Stored data =
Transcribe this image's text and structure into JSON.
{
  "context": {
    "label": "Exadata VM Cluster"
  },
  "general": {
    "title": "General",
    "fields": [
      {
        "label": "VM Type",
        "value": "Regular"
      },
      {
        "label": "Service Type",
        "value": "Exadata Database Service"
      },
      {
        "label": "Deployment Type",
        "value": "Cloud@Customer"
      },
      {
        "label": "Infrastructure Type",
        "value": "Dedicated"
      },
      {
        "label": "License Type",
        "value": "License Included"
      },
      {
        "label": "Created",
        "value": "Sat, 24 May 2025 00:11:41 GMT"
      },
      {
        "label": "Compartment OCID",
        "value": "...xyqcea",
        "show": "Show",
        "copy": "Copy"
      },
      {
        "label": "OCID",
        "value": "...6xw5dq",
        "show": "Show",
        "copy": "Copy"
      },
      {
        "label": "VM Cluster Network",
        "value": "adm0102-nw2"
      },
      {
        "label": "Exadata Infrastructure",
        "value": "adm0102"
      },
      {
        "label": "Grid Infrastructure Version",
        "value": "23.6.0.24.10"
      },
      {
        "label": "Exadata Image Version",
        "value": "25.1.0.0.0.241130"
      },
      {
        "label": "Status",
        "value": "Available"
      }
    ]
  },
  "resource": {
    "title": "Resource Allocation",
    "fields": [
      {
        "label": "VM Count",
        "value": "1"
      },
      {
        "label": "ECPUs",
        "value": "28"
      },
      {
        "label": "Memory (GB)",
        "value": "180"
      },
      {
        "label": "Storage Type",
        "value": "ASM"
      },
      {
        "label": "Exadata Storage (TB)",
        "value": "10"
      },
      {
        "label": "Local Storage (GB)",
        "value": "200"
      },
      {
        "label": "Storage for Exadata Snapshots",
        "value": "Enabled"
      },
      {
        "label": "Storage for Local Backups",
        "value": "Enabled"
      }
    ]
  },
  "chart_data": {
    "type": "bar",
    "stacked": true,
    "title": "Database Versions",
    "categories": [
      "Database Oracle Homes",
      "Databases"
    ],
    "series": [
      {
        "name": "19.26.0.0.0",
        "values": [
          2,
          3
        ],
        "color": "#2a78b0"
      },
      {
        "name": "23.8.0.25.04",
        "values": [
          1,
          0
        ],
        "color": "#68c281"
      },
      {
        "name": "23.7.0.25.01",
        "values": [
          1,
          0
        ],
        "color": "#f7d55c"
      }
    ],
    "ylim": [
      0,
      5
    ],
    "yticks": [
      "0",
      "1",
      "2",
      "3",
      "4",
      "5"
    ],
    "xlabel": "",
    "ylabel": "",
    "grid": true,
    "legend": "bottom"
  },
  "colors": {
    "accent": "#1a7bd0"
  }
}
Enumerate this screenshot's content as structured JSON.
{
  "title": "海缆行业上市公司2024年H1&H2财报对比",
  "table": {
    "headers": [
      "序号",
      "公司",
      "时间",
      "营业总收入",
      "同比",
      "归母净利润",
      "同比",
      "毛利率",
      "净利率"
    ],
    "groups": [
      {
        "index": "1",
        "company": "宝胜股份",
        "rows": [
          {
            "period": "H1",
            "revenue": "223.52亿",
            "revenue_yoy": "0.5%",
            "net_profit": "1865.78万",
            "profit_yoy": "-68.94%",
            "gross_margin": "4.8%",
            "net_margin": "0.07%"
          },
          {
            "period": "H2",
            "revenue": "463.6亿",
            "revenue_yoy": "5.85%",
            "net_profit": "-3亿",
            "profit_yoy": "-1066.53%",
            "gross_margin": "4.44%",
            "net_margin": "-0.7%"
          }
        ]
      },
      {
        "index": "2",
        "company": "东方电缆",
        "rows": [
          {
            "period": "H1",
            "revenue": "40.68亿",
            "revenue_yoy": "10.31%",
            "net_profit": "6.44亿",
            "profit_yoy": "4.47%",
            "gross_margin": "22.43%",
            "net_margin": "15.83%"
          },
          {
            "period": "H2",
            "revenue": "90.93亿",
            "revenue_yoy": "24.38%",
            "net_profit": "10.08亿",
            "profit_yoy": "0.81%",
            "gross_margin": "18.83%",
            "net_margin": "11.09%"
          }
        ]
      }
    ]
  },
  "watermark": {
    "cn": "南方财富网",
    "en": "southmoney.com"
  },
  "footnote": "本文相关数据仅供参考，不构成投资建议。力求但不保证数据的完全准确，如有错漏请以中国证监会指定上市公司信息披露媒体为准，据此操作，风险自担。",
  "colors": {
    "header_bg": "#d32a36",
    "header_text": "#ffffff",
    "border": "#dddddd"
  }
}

Problem requirements = Reproduce the listing above word for word.

Reply to the task =
Transcribe this image's text and structure into JSON.
{
  "context": {
    "label": "Exadata VM Cluster"
  },
  "general": {
    "title": "General",
    "fields": [
      {
        "label": "VM Type",
        "value": "Regular"
      },
      {
        "label": "Service Type",
        "value": "Exadata Database Service"
      },
      {
        "label": "Deployment Type",
        "value": "Cloud@Customer"
      },
      {
        "label": "Infrastructure Type",
        "value": "Dedicated"
      },
      {
        "label": "License Type",
        "value": "License Included"
      },
      {
        "label": "Created",
        "value": "Sat, 24 May 2025 00:11:41 GMT"
      },
      {
        "label": "Compartment OCID",
        "value": "...xyqcea",
        "show": "Show",
        "copy": "Copy"
      },
      {
        "label": "OCID",
        "value": "...6xw5dq",
        "show": "Show",
        "copy": "Copy"
      },
      {
        "label": "VM Cluster Network",
        "value": "adm0102-nw2"
      },
      {
        "label": "Exadata Infrastructure",
        "value": "adm0102"
      },
      {
        "label": "Grid Infrastructure Version",
        "value": "23.6.0.24.10"
      },
      {
        "label": "Exadata Image Version",
        "value": "25.1.0.0.0.241130"
      },
      {
        "label": "Status",
        "value": "Available"
      }
    ]
  },
  "resource": {
    "title": "Resource Allocation",
    "fields": [
      {
        "label": "VM Count",
        "value": "1"
      },
      {
        "label": "ECPUs",
        "value": "28"
      },
      {
        "label": "Memory (GB)",
        "value": "180"
      },
      {
        "label": "Storage Type",
        "value": "ASM"
      },
      {
        "label": "Exadata Storage (TB)",
        "value": "10"
      },
      {
        "label": "Local Storage (GB)",
        "value": "200"
      },
      {
        "label": "Storage for Exadata Snapshots",
        "value": "Enabled"
      },
      {
        "label": "Storage for Local Backups",
        "value": "Enabled"
      }
    ]
  },
  "chart_data": {
    "type": "bar",
    "stacked": true,
    "title": "Database Versions",
    "categories": [
      "Database Oracle Homes",
      "Databases"
    ],
    "series": [
      {
        "name": "19.26.0.0.0",
        "values": [
          2,
          3
        ],
        "color": "#2a78b0"
      },
      {
        "name": "23.8.0.25.04",
        "values": [
          1,
          0
        ],
        "color": "#68c281"
      },
      {
        "name": "23.7.0.25.01",
        "values": [
          1,
          0
        ],
        "color": "#f7d55c"
      }
    ],
    "ylim": [
      0,
      5
    ],
    "yticks": [
      "0",
      "1",
      "2",
      "3",
      "4",
      "5"
    ],
    "xlabel": "",
    "ylabel": "",
    "grid": true,
    "legend": "bottom"
  },
  "colors": {
    "accent": "#1a7bd0"
  }
}
Enumerate this screenshot's content as structured JSON.
{
  "title": "海缆行业上市公司2024年H1&H2财报对比",
  "table": {
    "headers": [
      "序号",
      "公司",
      "时间",
      "营业总收入",
      "同比",
      "归母净利润",
      "同比",
      "毛利率",
      "净利率"
    ],
    "groups": [
      {
        "index": "1",
        "company": "宝胜股份",
        "rows": [
          {
            "period": "H1",
            "revenue": "223.52亿",
            "revenue_yoy": "0.5%",
            "net_profit": "1865.78万",
            "profit_yoy": "-68.94%",
            "gross_margin": "4.8%",
            "net_margin": "0.07%"
          },
          {
            "period": "H2",
            "revenue": "463.6亿",
            "revenue_yoy": "5.85%",
            "net_profit": "-3亿",
            "profit_yoy": "-1066.53%",
            "gross_margin": "4.44%",
            "net_margin": "-0.7%"
          }
        ]
      },
      {
        "index": "2",
        "company": "东方电缆",
        "rows": [
          {
            "period": "H1",
            "revenue": "40.68亿",
            "revenue_yoy": "10.31%",
            "net_profit": "6.44亿",
            "profit_yoy": "4.47%",
            "gross_margin": "22.43%",
            "net_margin": "15.83%"
          },
          {
            "period": "H2",
            "revenue": "90.93亿",
            "revenue_yoy": "24.38%",
            "net_profit": "10.08亿",
            "profit_yoy": "0.81%",
            "gross_margin": "18.83%",
            "net_margin": "11.09%"
          }
        ]
      }
    ]
  },
  "watermark": {
    "cn": "南方财富网",
    "en": "southmoney.com"
  },
  "footnote": "本文相关数据仅供参考，不构成投资建议。力求但不保证数据的完全准确，如有错漏请以中国证监会指定上市公司信息披露媒体为准，据此操作，风险自担。",
  "colors": {
    "header_bg": "#d32a36",
    "header_text": "#ffffff",
    "border": "#dddddd"
  }
}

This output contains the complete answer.